**Given task:**
Find the lines with "color" in them and copy them out.

▼

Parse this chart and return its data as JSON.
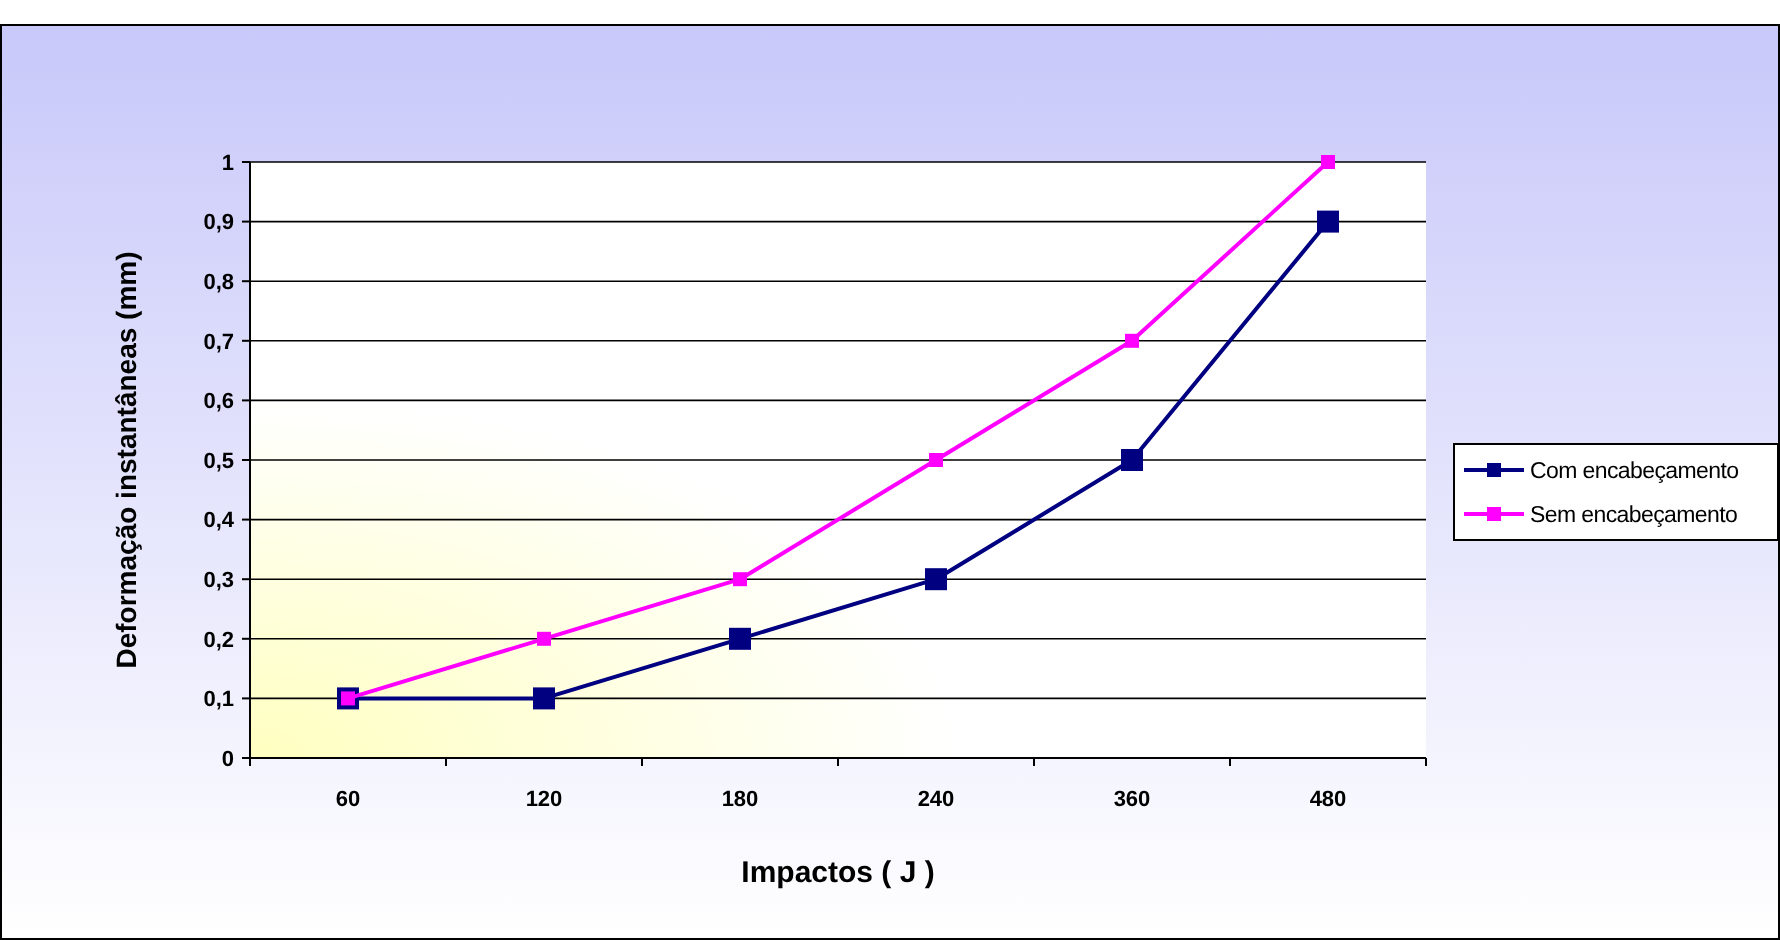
{
  "chart_data": {
    "type": "line",
    "xlabel": "Impactos ( J )",
    "ylabel": "Deformação instantâneas (mm)",
    "categories": [
      "60",
      "120",
      "180",
      "240",
      "360",
      "480"
    ],
    "series": [
      {
        "name": "Com encabeçamento",
        "color": "#000080",
        "values": [
          0.1,
          0.1,
          0.2,
          0.3,
          0.5,
          0.9
        ]
      },
      {
        "name": "Sem encabeçamento",
        "color": "#ff00ff",
        "values": [
          0.1,
          0.2,
          0.3,
          0.5,
          0.7,
          1.0
        ]
      }
    ],
    "ylim": [
      0,
      1
    ],
    "yticks": [
      0,
      {
        "value": 0.1,
        "label": "0,1"
      },
      {
        "value": 0.2,
        "label": "0,2"
      },
      {
        "value": 0.3,
        "label": "0,3"
      },
      {
        "value": 0.4,
        "label": "0,4"
      },
      {
        "value": 0.5,
        "label": "0,5"
      },
      {
        "value": 0.6,
        "label": "0,6"
      },
      {
        "value": 0.7,
        "label": "0,7"
      },
      {
        "value": 0.8,
        "label": "0,8"
      },
      {
        "value": 0.9,
        "label": "0,9"
      },
      1
    ],
    "grid": "y",
    "legend": "right",
    "marker": "square",
    "line_style": "solid"
  }
}
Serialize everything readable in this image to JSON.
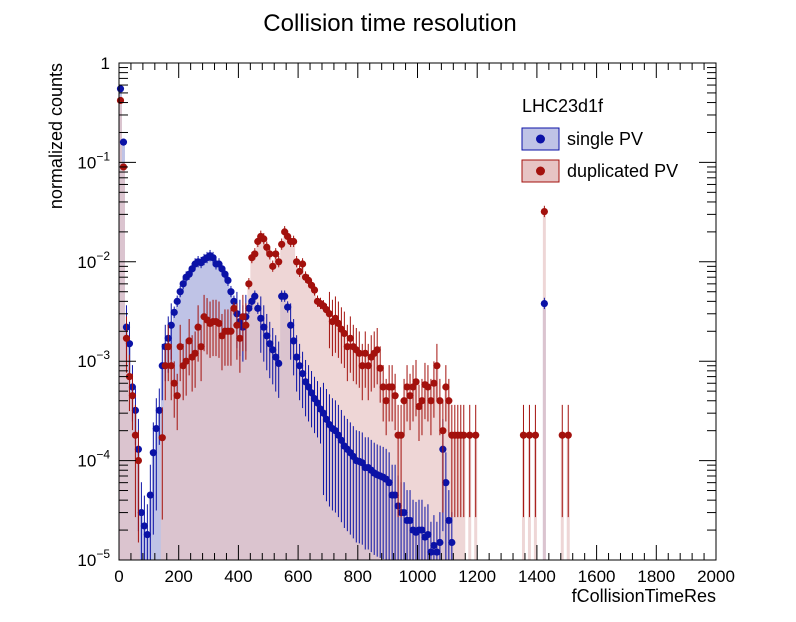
{
  "chart_data": {
    "type": "scatter",
    "title": "Collision time resolution",
    "xlabel": "fCollisionTimeRes",
    "ylabel": "normalized counts",
    "xlim": [
      0,
      2000
    ],
    "ylim": [
      1e-05,
      1
    ],
    "y_scale": "log",
    "x_ticks": [
      0,
      200,
      400,
      600,
      800,
      1000,
      1200,
      1400,
      1600,
      1800,
      2000
    ],
    "y_ticks": [
      {
        "value": 1e-05,
        "mantissa": "10",
        "exp": "−5"
      },
      {
        "value": 0.0001,
        "mantissa": "10",
        "exp": "−4"
      },
      {
        "value": 0.001,
        "mantissa": "10",
        "exp": "−3"
      },
      {
        "value": 0.01,
        "mantissa": "10",
        "exp": "−2"
      },
      {
        "value": 0.1,
        "mantissa": "10",
        "exp": "−1"
      },
      {
        "value": 1,
        "mantissa": "1",
        "exp": ""
      }
    ],
    "legend": {
      "title": "LHC23d1f",
      "placement": "top-right"
    },
    "grid": false,
    "series": [
      {
        "name": "single PV",
        "color": "#0b12a6",
        "fill": "#bfc3e6",
        "points": [
          [
            5,
            0.55
          ],
          [
            15,
            0.16
          ],
          [
            25,
            0.0022
          ],
          [
            35,
            0.0015
          ],
          [
            45,
            0.00055
          ],
          [
            55,
            0.00032
          ],
          [
            65,
            0.00013
          ],
          [
            75,
            3e-05
          ],
          [
            85,
            2.2e-05
          ],
          [
            95,
            1.8e-05
          ],
          [
            105,
            4.5e-05
          ],
          [
            115,
            0.00012
          ],
          [
            125,
            0.00021
          ],
          [
            135,
            0.00032
          ],
          [
            145,
            0.0009
          ],
          [
            155,
            0.0014
          ],
          [
            165,
            0.0017
          ],
          [
            175,
            0.0023
          ],
          [
            185,
            0.0031
          ],
          [
            195,
            0.004
          ],
          [
            205,
            0.005
          ],
          [
            215,
            0.006
          ],
          [
            225,
            0.007
          ],
          [
            235,
            0.0075
          ],
          [
            245,
            0.0085
          ],
          [
            255,
            0.0095
          ],
          [
            265,
            0.01
          ],
          [
            275,
            0.0098
          ],
          [
            285,
            0.0105
          ],
          [
            295,
            0.011
          ],
          [
            305,
            0.0115
          ],
          [
            315,
            0.011
          ],
          [
            325,
            0.0095
          ],
          [
            335,
            0.0095
          ],
          [
            345,
            0.0085
          ],
          [
            355,
            0.0075
          ],
          [
            365,
            0.0065
          ],
          [
            375,
            0.005
          ],
          [
            385,
            0.004
          ],
          [
            395,
            0.003
          ],
          [
            405,
            0.0025
          ],
          [
            415,
            0.0022
          ],
          [
            425,
            0.0028
          ],
          [
            435,
            0.0034
          ],
          [
            445,
            0.004
          ],
          [
            455,
            0.0045
          ],
          [
            465,
            0.0034
          ],
          [
            475,
            0.0027
          ],
          [
            485,
            0.0022
          ],
          [
            495,
            0.0018
          ],
          [
            505,
            0.0015
          ],
          [
            515,
            0.0013
          ],
          [
            525,
            0.0011
          ],
          [
            535,
            0.00095
          ],
          [
            545,
            0.0045
          ],
          [
            555,
            0.0045
          ],
          [
            565,
            0.0035
          ],
          [
            575,
            0.0023
          ],
          [
            585,
            0.0016
          ],
          [
            595,
            0.0011
          ],
          [
            605,
            0.0009
          ],
          [
            615,
            0.00075
          ],
          [
            625,
            0.00062
          ],
          [
            635,
            0.00055
          ],
          [
            645,
            0.00048
          ],
          [
            655,
            0.00042
          ],
          [
            665,
            0.00038
          ],
          [
            675,
            0.00033
          ],
          [
            685,
            0.0003
          ],
          [
            695,
            0.00026
          ],
          [
            705,
            0.00023
          ],
          [
            715,
            0.00021
          ],
          [
            725,
            0.0002
          ],
          [
            735,
            0.00018
          ],
          [
            745,
            0.00016
          ],
          [
            755,
            0.00014
          ],
          [
            765,
            0.00013
          ],
          [
            775,
            0.00012
          ],
          [
            785,
            0.00011
          ],
          [
            795,
            0.0001
          ],
          [
            805,
            9.8e-05
          ],
          [
            815,
            9.5e-05
          ],
          [
            825,
            8.5e-05
          ],
          [
            835,
            8.5e-05
          ],
          [
            845,
            8e-05
          ],
          [
            855,
            7.5e-05
          ],
          [
            865,
            7.2e-05
          ],
          [
            875,
            7e-05
          ],
          [
            885,
            6.8e-05
          ],
          [
            895,
            6.5e-05
          ],
          [
            905,
            6e-05
          ],
          [
            915,
            4.5e-05
          ],
          [
            925,
            4.5e-05
          ],
          [
            935,
            3.5e-05
          ],
          [
            945,
            3e-05
          ],
          [
            955,
            3e-05
          ],
          [
            965,
            2.5e-05
          ],
          [
            975,
            2.5e-05
          ],
          [
            985,
            2e-05
          ],
          [
            995,
            1.9e-05
          ],
          [
            1005,
            2e-05
          ],
          [
            1015,
            2e-05
          ],
          [
            1025,
            1.7e-05
          ],
          [
            1035,
            1.8e-05
          ],
          [
            1045,
            1.2e-05
          ],
          [
            1055,
            1.4e-05
          ],
          [
            1065,
            1.2e-05
          ],
          [
            1075,
            1.5e-05
          ],
          [
            1085,
            0.00013
          ],
          [
            1095,
            6e-05
          ],
          [
            1105,
            2.5e-05
          ],
          [
            1115,
            1.5e-05
          ],
          [
            1425,
            0.0038
          ]
        ]
      },
      {
        "name": "duplicated PV",
        "color": "#a3110d",
        "fill": "#e7c4c4",
        "points": [
          [
            5,
            0.42
          ],
          [
            15,
            0.09
          ],
          [
            25,
            0.0017
          ],
          [
            35,
            0.0007
          ],
          [
            45,
            0.00045
          ],
          [
            55,
            0.00018
          ],
          [
            65,
            0.0001
          ],
          [
            145,
            0.00017
          ],
          [
            155,
            0.0009
          ],
          [
            165,
            0.0014
          ],
          [
            175,
            0.0009
          ],
          [
            185,
            0.0006
          ],
          [
            195,
            0.00045
          ],
          [
            205,
            0.0014
          ],
          [
            215,
            0.0009
          ],
          [
            225,
            0.001
          ],
          [
            235,
            0.0016
          ],
          [
            245,
            0.0011
          ],
          [
            255,
            0.0012
          ],
          [
            265,
            0.0022
          ],
          [
            275,
            0.0014
          ],
          [
            285,
            0.0028
          ],
          [
            295,
            0.0026
          ],
          [
            305,
            0.0024
          ],
          [
            315,
            0.0025
          ],
          [
            325,
            0.0025
          ],
          [
            335,
            0.0024
          ],
          [
            345,
            0.0018
          ],
          [
            355,
            0.002
          ],
          [
            365,
            0.002
          ],
          [
            375,
            0.002
          ],
          [
            385,
            0.0034
          ],
          [
            395,
            0.0023
          ],
          [
            405,
            0.0017
          ],
          [
            415,
            0.0028
          ],
          [
            425,
            0.0023
          ],
          [
            435,
            0.006
          ],
          [
            445,
            0.011
          ],
          [
            455,
            0.012
          ],
          [
            465,
            0.016
          ],
          [
            475,
            0.018
          ],
          [
            485,
            0.017
          ],
          [
            495,
            0.014
          ],
          [
            505,
            0.012
          ],
          [
            515,
            0.009
          ],
          [
            525,
            0.012
          ],
          [
            535,
            0.01
          ],
          [
            545,
            0.015
          ],
          [
            555,
            0.02
          ],
          [
            565,
            0.018
          ],
          [
            575,
            0.016
          ],
          [
            585,
            0.016
          ],
          [
            595,
            0.01
          ],
          [
            605,
            0.008
          ],
          [
            615,
            0.0095
          ],
          [
            625,
            0.007
          ],
          [
            635,
            0.0065
          ],
          [
            645,
            0.0058
          ],
          [
            655,
            0.0052
          ],
          [
            665,
            0.004
          ],
          [
            675,
            0.0038
          ],
          [
            685,
            0.0036
          ],
          [
            695,
            0.0033
          ],
          [
            705,
            0.003
          ],
          [
            715,
            0.0025
          ],
          [
            725,
            0.0027
          ],
          [
            735,
            0.0024
          ],
          [
            745,
            0.0021
          ],
          [
            755,
            0.0019
          ],
          [
            765,
            0.0014
          ],
          [
            775,
            0.0017
          ],
          [
            785,
            0.0014
          ],
          [
            795,
            0.0013
          ],
          [
            805,
            0.0012
          ],
          [
            815,
            0.0009
          ],
          [
            825,
            0.0012
          ],
          [
            835,
            0.0009
          ],
          [
            845,
            0.0011
          ],
          [
            855,
            0.0012
          ],
          [
            865,
            0.0013
          ],
          [
            875,
            0.00085
          ],
          [
            885,
            0.00055
          ],
          [
            895,
            0.0004
          ],
          [
            905,
            0.00055
          ],
          [
            915,
            0.00055
          ],
          [
            925,
            0.00045
          ],
          [
            935,
            0.00018
          ],
          [
            945,
            0.00018
          ],
          [
            955,
            0.0004
          ],
          [
            965,
            0.00055
          ],
          [
            975,
            0.00045
          ],
          [
            985,
            0.00055
          ],
          [
            995,
            0.00062
          ],
          [
            1005,
            0.00035
          ],
          [
            1015,
            0.0004
          ],
          [
            1025,
            0.00058
          ],
          [
            1035,
            0.00055
          ],
          [
            1045,
            0.0004
          ],
          [
            1055,
            0.0006
          ],
          [
            1065,
            0.0009
          ],
          [
            1075,
            0.0004
          ],
          [
            1085,
            0.0002
          ],
          [
            1095,
            0.00055
          ],
          [
            1105,
            0.0004
          ],
          [
            1115,
            0.00018
          ],
          [
            1125,
            0.00018
          ],
          [
            1135,
            0.00018
          ],
          [
            1145,
            0.00018
          ],
          [
            1155,
            0.00018
          ],
          [
            1175,
            0.00018
          ],
          [
            1195,
            0.00018
          ],
          [
            1355,
            0.00018
          ],
          [
            1375,
            0.00018
          ],
          [
            1395,
            0.00018
          ],
          [
            1425,
            0.032
          ],
          [
            1485,
            0.00018
          ],
          [
            1505,
            0.00018
          ]
        ]
      }
    ]
  }
}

▲

**The output:**
        "color": "#000080",
        "color": "#ff00ff",
        "color": "#0b12a6",
        "color": "#a3110d",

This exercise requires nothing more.